[WHAT YOU NEED TO DO]: Return, exactly as they appear, the lines of the material from its start through the line that contains "candle-body: [695, 99, 705, 111]", including both ends.

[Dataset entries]
::::
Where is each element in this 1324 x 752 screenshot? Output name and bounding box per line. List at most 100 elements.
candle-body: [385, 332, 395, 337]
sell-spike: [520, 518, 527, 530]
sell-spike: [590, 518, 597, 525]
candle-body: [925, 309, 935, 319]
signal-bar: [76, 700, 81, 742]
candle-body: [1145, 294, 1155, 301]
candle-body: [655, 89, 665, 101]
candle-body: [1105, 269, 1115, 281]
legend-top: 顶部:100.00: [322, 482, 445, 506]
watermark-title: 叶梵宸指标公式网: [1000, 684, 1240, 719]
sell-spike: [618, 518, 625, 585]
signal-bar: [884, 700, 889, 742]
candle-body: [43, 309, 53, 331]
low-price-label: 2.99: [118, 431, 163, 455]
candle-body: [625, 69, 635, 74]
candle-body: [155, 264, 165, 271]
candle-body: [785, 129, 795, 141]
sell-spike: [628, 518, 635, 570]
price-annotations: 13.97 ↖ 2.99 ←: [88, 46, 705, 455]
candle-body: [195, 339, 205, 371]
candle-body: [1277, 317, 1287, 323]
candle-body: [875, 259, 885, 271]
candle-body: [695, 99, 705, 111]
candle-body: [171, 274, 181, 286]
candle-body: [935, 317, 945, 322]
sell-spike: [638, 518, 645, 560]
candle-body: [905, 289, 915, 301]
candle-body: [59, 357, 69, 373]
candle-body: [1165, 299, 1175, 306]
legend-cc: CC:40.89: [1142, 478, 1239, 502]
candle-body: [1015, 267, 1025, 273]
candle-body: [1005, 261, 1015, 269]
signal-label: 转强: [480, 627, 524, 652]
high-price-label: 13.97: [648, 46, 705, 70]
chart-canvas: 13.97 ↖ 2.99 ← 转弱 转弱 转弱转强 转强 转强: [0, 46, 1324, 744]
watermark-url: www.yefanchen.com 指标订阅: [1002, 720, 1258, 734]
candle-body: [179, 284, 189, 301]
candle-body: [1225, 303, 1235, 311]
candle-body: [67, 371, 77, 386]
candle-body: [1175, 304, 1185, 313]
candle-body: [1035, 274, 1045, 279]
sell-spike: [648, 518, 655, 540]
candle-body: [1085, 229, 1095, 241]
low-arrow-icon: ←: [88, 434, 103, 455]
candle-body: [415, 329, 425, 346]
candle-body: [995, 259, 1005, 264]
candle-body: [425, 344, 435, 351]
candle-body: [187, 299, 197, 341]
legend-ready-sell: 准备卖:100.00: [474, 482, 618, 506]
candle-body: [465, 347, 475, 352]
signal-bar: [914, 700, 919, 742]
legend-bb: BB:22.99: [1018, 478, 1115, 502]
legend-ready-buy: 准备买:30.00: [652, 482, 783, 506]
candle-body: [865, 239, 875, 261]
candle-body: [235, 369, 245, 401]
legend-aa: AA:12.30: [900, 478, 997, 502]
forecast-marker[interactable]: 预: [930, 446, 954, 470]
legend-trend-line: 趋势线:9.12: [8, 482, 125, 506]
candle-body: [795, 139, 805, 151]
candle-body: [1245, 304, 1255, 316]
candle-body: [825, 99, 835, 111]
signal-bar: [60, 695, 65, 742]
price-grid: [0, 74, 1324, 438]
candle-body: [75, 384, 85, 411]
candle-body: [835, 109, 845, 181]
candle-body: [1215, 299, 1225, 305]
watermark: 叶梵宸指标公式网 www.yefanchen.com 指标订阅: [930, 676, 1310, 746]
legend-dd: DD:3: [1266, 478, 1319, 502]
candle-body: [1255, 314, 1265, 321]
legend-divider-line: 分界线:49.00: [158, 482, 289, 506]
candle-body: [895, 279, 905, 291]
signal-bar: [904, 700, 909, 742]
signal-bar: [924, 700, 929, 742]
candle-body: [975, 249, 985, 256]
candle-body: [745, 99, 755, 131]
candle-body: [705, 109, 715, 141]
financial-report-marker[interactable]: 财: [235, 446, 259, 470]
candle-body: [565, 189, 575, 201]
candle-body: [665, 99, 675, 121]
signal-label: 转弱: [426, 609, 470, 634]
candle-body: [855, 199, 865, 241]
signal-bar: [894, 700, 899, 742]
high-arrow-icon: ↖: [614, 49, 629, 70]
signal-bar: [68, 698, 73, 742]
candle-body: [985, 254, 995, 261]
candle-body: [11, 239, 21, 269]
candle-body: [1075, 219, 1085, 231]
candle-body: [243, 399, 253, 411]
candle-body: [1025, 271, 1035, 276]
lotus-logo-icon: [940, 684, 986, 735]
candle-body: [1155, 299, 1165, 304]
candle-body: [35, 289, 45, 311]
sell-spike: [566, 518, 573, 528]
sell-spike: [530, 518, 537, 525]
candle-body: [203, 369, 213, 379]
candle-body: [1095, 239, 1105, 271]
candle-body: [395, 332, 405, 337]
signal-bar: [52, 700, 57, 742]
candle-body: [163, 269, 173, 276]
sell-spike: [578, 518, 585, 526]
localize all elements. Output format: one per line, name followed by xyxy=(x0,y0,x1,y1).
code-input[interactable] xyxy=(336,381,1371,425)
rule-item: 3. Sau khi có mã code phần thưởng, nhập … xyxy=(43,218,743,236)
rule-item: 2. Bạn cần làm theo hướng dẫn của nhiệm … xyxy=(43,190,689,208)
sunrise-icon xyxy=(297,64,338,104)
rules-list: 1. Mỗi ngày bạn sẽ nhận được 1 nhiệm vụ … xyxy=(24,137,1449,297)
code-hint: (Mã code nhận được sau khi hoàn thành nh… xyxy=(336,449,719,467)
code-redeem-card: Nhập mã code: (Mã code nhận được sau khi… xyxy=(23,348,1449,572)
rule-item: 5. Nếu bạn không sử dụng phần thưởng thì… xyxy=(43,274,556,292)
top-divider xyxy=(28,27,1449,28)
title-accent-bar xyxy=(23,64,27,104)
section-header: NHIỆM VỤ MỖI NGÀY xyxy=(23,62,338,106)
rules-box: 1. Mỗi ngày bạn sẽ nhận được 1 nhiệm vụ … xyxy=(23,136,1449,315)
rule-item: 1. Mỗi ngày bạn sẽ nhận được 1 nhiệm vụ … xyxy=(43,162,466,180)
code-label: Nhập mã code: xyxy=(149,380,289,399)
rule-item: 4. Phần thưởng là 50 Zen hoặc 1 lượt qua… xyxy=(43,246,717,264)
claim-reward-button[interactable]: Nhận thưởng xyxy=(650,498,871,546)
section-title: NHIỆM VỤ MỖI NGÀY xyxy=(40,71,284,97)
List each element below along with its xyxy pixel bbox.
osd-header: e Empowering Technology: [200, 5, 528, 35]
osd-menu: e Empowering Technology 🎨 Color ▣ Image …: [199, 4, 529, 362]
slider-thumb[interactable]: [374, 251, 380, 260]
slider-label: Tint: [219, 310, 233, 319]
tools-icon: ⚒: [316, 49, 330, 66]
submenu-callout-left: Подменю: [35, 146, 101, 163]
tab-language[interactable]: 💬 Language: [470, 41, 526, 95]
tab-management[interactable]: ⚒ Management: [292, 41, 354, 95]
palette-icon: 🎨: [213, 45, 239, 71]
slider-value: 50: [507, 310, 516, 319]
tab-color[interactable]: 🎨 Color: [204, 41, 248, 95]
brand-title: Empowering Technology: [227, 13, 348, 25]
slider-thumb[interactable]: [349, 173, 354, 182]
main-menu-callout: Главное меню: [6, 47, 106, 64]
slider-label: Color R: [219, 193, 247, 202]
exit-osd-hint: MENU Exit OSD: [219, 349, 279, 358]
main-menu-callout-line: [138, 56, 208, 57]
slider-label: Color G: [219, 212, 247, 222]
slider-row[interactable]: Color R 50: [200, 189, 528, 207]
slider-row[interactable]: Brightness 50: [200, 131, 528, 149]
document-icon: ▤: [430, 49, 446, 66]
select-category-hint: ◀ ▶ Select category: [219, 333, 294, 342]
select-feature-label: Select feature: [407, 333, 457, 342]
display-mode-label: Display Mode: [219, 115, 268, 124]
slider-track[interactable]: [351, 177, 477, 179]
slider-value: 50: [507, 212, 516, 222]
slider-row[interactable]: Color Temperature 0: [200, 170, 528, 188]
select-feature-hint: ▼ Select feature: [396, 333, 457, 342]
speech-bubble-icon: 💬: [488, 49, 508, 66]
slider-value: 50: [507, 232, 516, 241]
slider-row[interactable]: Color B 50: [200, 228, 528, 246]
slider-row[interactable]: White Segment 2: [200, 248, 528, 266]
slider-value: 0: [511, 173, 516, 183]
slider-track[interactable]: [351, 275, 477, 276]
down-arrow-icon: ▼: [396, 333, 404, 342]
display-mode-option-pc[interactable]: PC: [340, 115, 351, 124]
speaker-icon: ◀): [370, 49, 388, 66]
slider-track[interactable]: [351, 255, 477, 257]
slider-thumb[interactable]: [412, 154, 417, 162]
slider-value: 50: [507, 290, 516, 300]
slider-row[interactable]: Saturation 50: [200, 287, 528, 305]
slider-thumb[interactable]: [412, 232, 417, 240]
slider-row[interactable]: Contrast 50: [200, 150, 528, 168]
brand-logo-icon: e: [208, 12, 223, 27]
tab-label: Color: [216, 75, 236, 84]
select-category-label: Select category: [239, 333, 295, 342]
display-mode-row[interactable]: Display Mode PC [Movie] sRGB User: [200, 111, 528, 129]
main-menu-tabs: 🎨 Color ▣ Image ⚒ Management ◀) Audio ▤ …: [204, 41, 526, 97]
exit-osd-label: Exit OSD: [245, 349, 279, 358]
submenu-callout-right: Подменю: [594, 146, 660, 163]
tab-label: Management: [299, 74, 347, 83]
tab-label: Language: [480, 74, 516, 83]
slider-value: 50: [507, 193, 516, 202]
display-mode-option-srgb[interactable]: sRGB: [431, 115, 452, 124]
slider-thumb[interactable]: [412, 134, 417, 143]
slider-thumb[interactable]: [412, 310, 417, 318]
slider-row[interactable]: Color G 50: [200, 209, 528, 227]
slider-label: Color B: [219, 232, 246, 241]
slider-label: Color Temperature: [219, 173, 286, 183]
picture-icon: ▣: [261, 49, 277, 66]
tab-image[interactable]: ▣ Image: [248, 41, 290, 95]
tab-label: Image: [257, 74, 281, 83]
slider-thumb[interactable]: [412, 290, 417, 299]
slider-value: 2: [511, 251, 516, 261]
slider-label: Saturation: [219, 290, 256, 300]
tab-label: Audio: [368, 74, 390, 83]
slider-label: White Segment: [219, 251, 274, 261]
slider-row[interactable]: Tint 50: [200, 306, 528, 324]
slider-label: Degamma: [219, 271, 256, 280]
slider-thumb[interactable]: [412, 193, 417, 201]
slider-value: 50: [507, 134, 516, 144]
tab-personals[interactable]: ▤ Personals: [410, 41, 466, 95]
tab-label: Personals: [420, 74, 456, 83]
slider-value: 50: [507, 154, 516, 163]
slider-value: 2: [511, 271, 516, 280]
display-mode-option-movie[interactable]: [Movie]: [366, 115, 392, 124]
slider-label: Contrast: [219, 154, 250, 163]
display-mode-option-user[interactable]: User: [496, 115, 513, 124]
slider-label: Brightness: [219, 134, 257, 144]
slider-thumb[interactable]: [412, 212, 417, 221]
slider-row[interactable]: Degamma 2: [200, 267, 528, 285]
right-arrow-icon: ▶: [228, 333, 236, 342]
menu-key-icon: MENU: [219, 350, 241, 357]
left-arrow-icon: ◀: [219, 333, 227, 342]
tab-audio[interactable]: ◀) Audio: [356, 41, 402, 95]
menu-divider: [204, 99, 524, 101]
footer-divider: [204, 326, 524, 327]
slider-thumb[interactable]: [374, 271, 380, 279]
::::
[EXERCISE SOLUTION]:
Where is each element in this 1324 x 752 screenshot? Output name and bounding box per line. List at most 100 elements.
candle-body: [385, 332, 395, 337]
sell-spike: [520, 518, 527, 530]
sell-spike: [590, 518, 597, 525]
candle-body: [925, 309, 935, 319]
signal-bar: [76, 700, 81, 742]
candle-body: [1145, 294, 1155, 301]
candle-body: [655, 89, 665, 101]
candle-body: [1105, 269, 1115, 281]
legend-top: 顶部:100.00: [322, 482, 445, 506]
watermark-title: 叶梵宸指标公式网: [1000, 684, 1240, 719]
sell-spike: [618, 518, 625, 585]
signal-bar: [884, 700, 889, 742]
candle-body: [43, 309, 53, 331]
low-price-label: 2.99: [118, 431, 163, 455]
candle-body: [625, 69, 635, 74]
candle-body: [155, 264, 165, 271]
candle-body: [785, 129, 795, 141]
sell-spike: [628, 518, 635, 570]
price-annotations: 13.97 ↖ 2.99 ←: [88, 46, 705, 455]
candle-body: [195, 339, 205, 371]
candle-body: [1277, 317, 1287, 323]
candle-body: [875, 259, 885, 271]
candle-body: [695, 99, 705, 111]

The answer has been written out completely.